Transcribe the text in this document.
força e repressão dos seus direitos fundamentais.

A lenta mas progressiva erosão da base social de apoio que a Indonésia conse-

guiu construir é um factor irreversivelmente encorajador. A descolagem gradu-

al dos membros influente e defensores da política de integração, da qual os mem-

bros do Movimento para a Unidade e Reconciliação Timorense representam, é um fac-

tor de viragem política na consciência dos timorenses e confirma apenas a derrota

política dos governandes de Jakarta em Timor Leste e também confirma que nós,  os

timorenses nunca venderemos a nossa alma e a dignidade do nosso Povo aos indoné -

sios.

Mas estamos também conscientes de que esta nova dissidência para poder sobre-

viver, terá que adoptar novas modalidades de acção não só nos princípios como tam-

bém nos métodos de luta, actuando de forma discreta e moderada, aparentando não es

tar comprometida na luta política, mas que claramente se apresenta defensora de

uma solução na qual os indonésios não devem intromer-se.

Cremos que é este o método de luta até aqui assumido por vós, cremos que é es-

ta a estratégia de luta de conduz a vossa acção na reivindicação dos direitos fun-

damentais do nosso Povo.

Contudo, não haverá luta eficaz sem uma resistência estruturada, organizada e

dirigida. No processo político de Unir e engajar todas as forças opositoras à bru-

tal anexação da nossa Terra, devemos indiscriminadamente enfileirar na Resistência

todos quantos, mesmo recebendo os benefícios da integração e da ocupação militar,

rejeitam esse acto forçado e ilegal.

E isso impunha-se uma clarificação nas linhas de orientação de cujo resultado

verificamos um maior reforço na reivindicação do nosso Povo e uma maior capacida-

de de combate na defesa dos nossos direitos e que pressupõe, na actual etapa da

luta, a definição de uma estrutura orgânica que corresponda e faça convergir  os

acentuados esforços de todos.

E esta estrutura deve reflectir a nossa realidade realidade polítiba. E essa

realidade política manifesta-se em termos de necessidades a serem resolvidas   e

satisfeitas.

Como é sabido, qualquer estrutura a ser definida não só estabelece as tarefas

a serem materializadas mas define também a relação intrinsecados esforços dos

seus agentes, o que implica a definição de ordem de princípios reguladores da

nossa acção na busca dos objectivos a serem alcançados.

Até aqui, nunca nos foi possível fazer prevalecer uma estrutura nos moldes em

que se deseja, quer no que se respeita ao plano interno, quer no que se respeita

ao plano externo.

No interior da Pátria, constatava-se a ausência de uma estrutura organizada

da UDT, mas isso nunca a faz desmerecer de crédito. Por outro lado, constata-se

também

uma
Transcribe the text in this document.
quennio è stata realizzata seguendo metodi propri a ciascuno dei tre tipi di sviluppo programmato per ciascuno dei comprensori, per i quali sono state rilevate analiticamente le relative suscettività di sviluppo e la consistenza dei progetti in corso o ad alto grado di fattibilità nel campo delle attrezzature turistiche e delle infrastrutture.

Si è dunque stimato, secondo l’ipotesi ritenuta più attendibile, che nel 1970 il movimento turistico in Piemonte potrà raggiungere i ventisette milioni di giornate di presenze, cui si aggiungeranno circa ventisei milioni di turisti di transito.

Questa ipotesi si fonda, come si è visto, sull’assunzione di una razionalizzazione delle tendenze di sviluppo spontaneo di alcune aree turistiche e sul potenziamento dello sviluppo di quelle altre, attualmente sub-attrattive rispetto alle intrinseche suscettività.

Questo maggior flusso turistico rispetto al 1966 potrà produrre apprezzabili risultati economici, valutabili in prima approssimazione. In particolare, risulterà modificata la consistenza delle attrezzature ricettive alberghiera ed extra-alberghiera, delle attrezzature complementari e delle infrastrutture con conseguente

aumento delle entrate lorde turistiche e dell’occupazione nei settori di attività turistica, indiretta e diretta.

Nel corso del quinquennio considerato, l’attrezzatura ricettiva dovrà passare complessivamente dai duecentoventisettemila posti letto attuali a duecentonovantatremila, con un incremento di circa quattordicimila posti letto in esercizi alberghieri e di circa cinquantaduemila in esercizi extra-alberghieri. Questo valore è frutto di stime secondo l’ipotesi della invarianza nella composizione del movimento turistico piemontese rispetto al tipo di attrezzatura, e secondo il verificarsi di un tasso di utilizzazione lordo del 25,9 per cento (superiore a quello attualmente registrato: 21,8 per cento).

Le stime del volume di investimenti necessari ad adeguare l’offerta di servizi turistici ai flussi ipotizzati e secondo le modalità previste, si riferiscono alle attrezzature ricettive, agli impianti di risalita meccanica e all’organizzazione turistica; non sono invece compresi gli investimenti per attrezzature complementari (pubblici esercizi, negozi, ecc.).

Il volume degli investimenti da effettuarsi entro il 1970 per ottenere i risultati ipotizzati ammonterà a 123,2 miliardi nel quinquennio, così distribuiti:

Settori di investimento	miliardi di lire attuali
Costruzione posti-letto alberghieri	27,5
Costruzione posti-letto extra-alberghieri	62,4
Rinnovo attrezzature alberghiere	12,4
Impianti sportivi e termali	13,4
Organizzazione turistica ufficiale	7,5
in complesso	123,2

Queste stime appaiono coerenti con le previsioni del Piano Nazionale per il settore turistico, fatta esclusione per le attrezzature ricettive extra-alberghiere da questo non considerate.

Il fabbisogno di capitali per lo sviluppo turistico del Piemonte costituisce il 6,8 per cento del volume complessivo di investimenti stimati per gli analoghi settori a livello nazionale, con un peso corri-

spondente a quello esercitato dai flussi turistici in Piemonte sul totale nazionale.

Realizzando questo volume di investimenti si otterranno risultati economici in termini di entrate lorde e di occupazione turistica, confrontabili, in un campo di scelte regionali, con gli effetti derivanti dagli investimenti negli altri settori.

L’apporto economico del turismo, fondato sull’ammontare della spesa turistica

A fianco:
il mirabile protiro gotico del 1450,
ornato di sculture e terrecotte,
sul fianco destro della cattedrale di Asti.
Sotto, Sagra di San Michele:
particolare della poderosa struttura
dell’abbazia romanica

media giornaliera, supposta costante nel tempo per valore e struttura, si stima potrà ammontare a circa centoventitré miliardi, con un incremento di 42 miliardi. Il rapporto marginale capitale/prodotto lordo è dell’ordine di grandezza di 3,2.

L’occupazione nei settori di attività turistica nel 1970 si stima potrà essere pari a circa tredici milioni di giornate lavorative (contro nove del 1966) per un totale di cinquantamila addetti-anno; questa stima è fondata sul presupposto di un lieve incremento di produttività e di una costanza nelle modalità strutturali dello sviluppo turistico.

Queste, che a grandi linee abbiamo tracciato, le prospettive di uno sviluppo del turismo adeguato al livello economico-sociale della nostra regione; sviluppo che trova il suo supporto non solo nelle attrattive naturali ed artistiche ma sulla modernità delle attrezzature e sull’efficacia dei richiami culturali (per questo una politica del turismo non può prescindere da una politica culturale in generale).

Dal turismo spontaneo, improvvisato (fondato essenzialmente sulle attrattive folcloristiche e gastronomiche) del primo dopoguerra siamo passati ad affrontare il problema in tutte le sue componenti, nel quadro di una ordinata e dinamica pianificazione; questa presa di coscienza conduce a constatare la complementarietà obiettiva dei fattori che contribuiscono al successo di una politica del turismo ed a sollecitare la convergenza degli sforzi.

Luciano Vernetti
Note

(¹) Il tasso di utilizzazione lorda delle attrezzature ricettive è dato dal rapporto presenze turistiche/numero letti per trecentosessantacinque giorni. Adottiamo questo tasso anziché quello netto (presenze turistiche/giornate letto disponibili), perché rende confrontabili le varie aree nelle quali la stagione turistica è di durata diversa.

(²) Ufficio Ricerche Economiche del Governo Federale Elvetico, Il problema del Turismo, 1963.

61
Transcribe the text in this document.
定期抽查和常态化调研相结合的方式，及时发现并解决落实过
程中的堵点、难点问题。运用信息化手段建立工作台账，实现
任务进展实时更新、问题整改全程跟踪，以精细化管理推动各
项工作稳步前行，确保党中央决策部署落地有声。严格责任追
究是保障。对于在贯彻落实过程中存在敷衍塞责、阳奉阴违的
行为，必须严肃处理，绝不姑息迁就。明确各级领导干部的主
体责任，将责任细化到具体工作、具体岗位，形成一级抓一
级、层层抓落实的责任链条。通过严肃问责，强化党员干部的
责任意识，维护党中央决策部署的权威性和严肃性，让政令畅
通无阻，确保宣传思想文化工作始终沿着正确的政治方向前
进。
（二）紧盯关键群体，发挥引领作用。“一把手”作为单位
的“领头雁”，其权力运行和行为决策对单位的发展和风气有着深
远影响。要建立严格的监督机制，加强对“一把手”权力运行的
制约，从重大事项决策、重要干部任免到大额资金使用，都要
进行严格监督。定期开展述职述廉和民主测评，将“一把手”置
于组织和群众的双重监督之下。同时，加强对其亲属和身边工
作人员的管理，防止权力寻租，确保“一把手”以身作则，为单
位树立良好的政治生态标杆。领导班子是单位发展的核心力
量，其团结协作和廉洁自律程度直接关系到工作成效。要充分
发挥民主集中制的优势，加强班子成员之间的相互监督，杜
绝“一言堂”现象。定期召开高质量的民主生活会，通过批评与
+ + +
:: SET PROBLEM ::
Check each line of the records for the word "lorde" and extract those that contain it.

:: SOLUTION TO THIS TASK ::
aumento delle entrate lorde turistiche e dell’occupazione nei settori di attività turistica, indiretta e diretta.
Realizzando questo volume di investimenti si otterranno risultati economici in termini di entrate lorde e di occupazione turistica, confrontabili, in un campo di scelte regionali, con gli effetti derivanti dagli investimenti negli altri settori.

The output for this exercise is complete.